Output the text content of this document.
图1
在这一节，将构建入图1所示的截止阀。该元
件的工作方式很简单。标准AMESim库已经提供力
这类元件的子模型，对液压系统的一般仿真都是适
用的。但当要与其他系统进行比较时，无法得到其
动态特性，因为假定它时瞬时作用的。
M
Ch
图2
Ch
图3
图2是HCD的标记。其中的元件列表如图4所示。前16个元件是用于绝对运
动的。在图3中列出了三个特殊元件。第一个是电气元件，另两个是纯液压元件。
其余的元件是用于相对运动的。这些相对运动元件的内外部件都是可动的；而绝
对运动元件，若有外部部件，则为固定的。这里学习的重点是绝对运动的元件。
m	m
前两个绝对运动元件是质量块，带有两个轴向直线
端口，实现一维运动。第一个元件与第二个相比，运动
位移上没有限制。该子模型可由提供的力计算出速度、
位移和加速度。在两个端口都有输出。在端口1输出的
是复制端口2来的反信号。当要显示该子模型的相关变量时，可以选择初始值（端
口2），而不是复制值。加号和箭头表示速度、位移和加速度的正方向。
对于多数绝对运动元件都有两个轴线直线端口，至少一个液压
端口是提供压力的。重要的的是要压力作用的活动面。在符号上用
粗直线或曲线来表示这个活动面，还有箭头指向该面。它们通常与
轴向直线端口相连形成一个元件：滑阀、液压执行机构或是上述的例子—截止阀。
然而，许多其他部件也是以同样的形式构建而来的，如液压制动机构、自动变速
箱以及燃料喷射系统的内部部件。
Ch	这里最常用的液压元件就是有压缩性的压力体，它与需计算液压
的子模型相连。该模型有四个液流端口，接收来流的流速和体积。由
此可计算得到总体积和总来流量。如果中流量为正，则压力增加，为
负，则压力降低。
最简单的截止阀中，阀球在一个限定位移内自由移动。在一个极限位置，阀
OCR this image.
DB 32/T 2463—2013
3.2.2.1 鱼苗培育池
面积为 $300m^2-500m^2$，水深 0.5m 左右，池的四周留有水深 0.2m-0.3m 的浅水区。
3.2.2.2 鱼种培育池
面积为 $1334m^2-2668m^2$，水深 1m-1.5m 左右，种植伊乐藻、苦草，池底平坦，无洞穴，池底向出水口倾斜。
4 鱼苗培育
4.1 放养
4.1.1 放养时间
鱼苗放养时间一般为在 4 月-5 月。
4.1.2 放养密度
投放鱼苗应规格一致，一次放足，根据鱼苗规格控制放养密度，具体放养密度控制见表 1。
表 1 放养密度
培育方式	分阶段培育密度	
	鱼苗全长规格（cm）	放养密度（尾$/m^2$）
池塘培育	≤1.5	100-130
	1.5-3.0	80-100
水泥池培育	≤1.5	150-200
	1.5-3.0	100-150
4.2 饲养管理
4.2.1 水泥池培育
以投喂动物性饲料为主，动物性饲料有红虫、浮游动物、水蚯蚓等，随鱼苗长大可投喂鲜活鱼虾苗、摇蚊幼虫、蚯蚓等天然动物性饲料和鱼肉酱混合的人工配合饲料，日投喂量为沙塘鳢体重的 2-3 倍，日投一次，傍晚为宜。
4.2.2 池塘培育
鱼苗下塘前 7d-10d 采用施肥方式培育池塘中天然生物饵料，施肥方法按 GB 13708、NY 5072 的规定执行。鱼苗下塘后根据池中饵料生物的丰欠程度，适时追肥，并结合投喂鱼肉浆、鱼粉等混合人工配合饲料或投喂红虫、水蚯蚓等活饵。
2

* * *

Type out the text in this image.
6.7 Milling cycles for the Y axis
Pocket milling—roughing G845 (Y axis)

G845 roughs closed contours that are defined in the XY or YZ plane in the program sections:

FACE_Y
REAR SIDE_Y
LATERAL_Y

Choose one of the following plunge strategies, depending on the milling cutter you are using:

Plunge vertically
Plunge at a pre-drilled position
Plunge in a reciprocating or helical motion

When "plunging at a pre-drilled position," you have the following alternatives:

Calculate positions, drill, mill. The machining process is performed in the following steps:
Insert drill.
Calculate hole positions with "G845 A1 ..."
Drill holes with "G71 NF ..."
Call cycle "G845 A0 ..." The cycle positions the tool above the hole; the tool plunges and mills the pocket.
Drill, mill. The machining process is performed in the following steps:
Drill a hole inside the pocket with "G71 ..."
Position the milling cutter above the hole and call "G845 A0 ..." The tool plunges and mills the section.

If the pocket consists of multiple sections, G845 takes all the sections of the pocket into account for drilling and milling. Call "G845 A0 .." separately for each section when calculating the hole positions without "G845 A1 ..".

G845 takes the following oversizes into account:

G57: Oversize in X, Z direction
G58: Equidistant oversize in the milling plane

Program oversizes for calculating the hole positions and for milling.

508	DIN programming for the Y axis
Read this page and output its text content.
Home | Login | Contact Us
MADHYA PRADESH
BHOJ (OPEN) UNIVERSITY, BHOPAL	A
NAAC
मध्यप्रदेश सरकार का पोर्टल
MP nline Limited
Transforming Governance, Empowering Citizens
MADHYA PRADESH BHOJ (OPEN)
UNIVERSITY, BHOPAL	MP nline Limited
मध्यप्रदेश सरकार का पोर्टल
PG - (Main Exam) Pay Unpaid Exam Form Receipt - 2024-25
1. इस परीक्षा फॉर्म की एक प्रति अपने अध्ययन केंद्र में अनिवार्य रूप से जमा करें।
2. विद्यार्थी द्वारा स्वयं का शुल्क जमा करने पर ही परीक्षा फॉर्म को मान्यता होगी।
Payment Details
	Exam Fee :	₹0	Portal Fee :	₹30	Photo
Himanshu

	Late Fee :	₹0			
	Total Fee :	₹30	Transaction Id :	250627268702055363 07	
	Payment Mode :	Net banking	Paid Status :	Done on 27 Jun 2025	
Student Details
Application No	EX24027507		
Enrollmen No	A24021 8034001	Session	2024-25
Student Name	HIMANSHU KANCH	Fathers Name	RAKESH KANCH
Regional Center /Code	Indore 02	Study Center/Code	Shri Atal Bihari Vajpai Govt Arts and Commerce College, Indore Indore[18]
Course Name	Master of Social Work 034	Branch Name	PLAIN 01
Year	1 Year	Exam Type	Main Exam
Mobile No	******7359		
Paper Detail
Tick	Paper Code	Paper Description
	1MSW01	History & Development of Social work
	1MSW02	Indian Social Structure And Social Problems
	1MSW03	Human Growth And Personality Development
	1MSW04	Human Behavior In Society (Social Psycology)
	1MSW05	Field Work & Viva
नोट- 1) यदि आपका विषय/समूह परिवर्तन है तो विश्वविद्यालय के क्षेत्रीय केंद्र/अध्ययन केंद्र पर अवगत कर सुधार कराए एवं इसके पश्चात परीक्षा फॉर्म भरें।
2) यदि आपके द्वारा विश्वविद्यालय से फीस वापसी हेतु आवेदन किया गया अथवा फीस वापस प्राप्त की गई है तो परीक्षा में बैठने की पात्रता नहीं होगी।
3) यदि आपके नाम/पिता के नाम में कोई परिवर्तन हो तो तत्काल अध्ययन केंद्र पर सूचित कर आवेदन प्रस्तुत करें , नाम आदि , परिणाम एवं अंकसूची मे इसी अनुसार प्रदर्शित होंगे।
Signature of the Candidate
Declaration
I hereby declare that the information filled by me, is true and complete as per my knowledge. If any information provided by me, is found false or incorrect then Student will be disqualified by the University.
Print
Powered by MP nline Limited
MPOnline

...

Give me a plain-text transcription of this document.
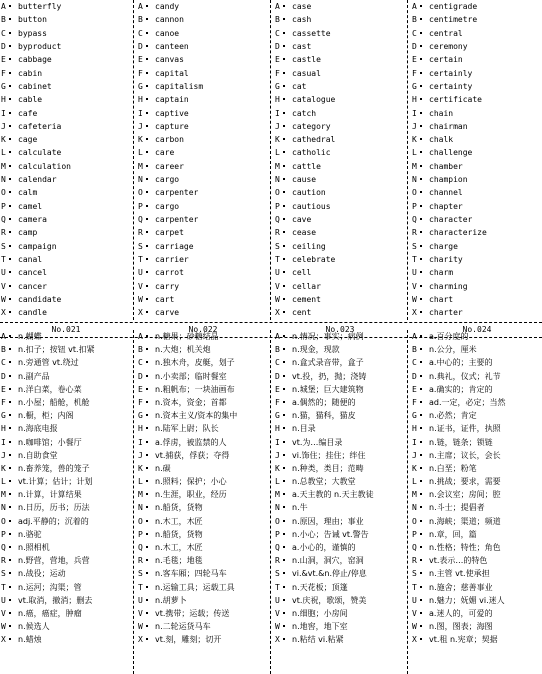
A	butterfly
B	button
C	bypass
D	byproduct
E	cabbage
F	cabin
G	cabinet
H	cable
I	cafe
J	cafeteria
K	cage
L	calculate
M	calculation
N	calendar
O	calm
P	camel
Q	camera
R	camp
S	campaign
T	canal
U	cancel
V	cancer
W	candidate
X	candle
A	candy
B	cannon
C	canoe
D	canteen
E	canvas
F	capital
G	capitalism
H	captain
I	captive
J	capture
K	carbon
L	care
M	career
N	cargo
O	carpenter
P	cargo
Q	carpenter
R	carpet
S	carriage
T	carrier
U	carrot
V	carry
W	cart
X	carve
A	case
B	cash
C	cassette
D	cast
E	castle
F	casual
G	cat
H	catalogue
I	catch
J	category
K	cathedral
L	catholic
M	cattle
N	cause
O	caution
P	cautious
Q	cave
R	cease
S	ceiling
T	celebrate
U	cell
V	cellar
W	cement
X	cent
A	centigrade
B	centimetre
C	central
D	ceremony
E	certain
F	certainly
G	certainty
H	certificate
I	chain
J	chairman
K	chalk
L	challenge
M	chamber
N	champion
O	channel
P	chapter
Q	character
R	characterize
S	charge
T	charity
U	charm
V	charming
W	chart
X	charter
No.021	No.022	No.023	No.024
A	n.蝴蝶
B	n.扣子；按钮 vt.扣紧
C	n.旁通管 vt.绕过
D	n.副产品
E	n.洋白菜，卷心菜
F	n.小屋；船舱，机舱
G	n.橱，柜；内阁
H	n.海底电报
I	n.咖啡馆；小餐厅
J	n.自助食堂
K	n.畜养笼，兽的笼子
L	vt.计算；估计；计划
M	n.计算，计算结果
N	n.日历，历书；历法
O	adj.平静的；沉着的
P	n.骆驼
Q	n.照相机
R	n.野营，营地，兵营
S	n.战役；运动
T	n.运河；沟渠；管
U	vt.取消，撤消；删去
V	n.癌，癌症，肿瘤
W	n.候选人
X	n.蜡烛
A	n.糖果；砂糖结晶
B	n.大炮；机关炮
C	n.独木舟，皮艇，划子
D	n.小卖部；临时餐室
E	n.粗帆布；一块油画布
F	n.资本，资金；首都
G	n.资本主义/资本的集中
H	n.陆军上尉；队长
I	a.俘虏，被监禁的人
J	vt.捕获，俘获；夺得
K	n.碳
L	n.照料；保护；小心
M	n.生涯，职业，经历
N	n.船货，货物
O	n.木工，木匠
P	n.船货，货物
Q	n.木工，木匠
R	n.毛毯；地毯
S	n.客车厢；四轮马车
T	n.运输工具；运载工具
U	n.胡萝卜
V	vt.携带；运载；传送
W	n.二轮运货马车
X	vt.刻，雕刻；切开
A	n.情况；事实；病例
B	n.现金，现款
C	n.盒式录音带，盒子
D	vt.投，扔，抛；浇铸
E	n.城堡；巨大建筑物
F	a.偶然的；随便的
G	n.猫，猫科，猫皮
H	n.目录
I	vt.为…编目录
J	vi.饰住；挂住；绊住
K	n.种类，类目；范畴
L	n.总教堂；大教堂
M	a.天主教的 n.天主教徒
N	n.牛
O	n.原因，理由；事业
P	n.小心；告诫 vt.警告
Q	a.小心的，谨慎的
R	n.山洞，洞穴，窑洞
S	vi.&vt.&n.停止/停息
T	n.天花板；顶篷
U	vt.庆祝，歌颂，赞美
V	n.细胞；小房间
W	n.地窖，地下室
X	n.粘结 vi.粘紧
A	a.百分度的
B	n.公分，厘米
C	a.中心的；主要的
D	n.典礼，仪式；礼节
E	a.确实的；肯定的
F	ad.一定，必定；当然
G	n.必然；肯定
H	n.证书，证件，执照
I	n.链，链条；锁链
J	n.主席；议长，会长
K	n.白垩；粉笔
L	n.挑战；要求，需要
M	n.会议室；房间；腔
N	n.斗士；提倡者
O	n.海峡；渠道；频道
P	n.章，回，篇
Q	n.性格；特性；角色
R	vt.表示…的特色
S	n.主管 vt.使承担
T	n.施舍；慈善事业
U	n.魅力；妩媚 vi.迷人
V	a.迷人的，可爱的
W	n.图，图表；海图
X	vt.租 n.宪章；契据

Instruction
Report how many lines hold the string "machining", giving the number and nothing else.

Worked solution
2